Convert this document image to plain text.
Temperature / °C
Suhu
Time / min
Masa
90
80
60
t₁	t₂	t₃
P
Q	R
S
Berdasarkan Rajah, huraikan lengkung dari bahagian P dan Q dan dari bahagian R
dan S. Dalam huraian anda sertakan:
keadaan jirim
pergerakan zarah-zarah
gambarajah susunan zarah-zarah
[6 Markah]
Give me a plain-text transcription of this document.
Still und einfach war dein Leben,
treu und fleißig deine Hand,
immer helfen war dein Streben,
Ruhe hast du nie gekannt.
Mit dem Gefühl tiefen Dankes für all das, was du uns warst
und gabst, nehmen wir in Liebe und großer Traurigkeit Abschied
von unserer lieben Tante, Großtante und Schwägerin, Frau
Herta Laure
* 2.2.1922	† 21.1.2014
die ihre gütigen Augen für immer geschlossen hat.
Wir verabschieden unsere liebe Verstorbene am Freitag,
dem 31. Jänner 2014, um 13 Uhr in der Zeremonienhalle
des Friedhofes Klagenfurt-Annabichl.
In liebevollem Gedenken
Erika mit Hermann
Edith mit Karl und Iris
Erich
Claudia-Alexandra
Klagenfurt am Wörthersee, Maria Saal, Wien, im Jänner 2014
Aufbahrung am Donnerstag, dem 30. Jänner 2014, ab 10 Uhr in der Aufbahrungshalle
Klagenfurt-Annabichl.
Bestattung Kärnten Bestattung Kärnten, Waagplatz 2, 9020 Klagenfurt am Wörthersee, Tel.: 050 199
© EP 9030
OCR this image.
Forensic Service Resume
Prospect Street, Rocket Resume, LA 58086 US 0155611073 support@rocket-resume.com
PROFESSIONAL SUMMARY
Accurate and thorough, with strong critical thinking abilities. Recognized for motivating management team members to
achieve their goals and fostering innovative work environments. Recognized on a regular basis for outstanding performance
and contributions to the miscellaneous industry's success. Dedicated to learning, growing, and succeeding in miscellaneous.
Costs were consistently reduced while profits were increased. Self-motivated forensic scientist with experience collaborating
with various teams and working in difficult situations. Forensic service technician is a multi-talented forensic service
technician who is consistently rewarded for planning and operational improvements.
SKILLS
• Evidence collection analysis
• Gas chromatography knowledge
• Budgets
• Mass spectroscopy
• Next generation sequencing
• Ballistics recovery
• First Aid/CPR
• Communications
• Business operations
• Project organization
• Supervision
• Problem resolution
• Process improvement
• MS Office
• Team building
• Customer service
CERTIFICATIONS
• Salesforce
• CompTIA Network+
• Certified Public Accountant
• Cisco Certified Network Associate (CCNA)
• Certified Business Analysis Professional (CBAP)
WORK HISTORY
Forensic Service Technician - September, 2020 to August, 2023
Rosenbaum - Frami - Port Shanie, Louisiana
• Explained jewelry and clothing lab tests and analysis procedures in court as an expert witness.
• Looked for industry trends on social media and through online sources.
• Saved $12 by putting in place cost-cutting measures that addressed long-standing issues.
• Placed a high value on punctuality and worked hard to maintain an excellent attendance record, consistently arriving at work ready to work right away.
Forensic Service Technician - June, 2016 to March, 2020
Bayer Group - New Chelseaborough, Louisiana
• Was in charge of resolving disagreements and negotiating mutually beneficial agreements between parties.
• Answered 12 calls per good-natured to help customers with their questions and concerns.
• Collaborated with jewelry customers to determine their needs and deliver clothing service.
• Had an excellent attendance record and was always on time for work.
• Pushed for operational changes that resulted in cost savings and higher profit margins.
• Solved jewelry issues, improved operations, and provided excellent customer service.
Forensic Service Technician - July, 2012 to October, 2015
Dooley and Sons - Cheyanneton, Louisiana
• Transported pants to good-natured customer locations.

┄┄┄┄┄┄┄┄┄┄┄┄┄┄┄┄┄┄┄┄

Stated problem:
Every line above should be printed again exactly as it stands.

Response to the exercise:
Convert this document image to plain text.
Temperature / °C
Suhu
Time / min
Masa
90
80
60
t₁	t₂	t₃
P
Q	R
S
Berdasarkan Rajah, huraikan lengkung dari bahagian P dan Q dan dari bahagian R
dan S. Dalam huraian anda sertakan:
keadaan jirim
pergerakan zarah-zarah
gambarajah susunan zarah-zarah
[6 Markah]
Give me a plain-text transcription of this document.
Still und einfach war dein Leben,
treu und fleißig deine Hand,
immer helfen war dein Streben,
Ruhe hast du nie gekannt.
Mit dem Gefühl tiefen Dankes für all das, was du uns warst
und gabst, nehmen wir in Liebe und großer Traurigkeit Abschied
von unserer lieben Tante, Großtante und Schwägerin, Frau
Herta Laure
* 2.2.1922	† 21.1.2014
die ihre gütigen Augen für immer geschlossen hat.
Wir verabschieden unsere liebe Verstorbene am Freitag,
dem 31. Jänner 2014, um 13 Uhr in der Zeremonienhalle
des Friedhofes Klagenfurt-Annabichl.
In liebevollem Gedenken
Erika mit Hermann
Edith mit Karl und Iris
Erich
Claudia-Alexandra
Klagenfurt am Wörthersee, Maria Saal, Wien, im Jänner 2014
Aufbahrung am Donnerstag, dem 30. Jänner 2014, ab 10 Uhr in der Aufbahrungshalle
Klagenfurt-Annabichl.
Bestattung Kärnten Bestattung Kärnten, Waagplatz 2, 9020 Klagenfurt am Wörthersee, Tel.: 050 199
© EP 9030
OCR this image.
Forensic Service Resume
Prospect Street, Rocket Resume, LA 58086 US 0155611073 support@rocket-resume.com
PROFESSIONAL SUMMARY
Accurate and thorough, with strong critical thinking abilities. Recognized for motivating management team members to
achieve their goals and fostering innovative work environments. Recognized on a regular basis for outstanding performance
and contributions to the miscellaneous industry's success. Dedicated to learning, growing, and succeeding in miscellaneous.
Costs were consistently reduced while profits were increased. Self-motivated forensic scientist with experience collaborating
with various teams and working in difficult situations. Forensic service technician is a multi-talented forensic service
technician who is consistently rewarded for planning and operational improvements.
SKILLS
• Evidence collection analysis
• Gas chromatography knowledge
• Budgets
• Mass spectroscopy
• Next generation sequencing
• Ballistics recovery
• First Aid/CPR
• Communications
• Business operations
• Project organization
• Supervision
• Problem resolution
• Process improvement
• MS Office
• Team building
• Customer service
CERTIFICATIONS
• Salesforce
• CompTIA Network+
• Certified Public Accountant
• Cisco Certified Network Associate (CCNA)
• Certified Business Analysis Professional (CBAP)
WORK HISTORY
Forensic Service Technician - September, 2020 to August, 2023
Rosenbaum - Frami - Port Shanie, Louisiana
• Explained jewelry and clothing lab tests and analysis procedures in court as an expert witness.
• Looked for industry trends on social media and through online sources.
• Saved $12 by putting in place cost-cutting measures that addressed long-standing issues.
• Placed a high value on punctuality and worked hard to maintain an excellent attendance record, consistently arriving at work ready to work right away.
Forensic Service Technician - June, 2016 to March, 2020
Bayer Group - New Chelseaborough, Louisiana
• Was in charge of resolving disagreements and negotiating mutually beneficial agreements between parties.
• Answered 12 calls per good-natured to help customers with their questions and concerns.
• Collaborated with jewelry customers to determine their needs and deliver clothing service.
• Had an excellent attendance record and was always on time for work.
• Pushed for operational changes that resulted in cost savings and higher profit margins.
• Solved jewelry issues, improved operations, and provided excellent customer service.
Forensic Service Technician - July, 2012 to October, 2015
Dooley and Sons - Cheyanneton, Louisiana
• Transported pants to good-natured customer locations.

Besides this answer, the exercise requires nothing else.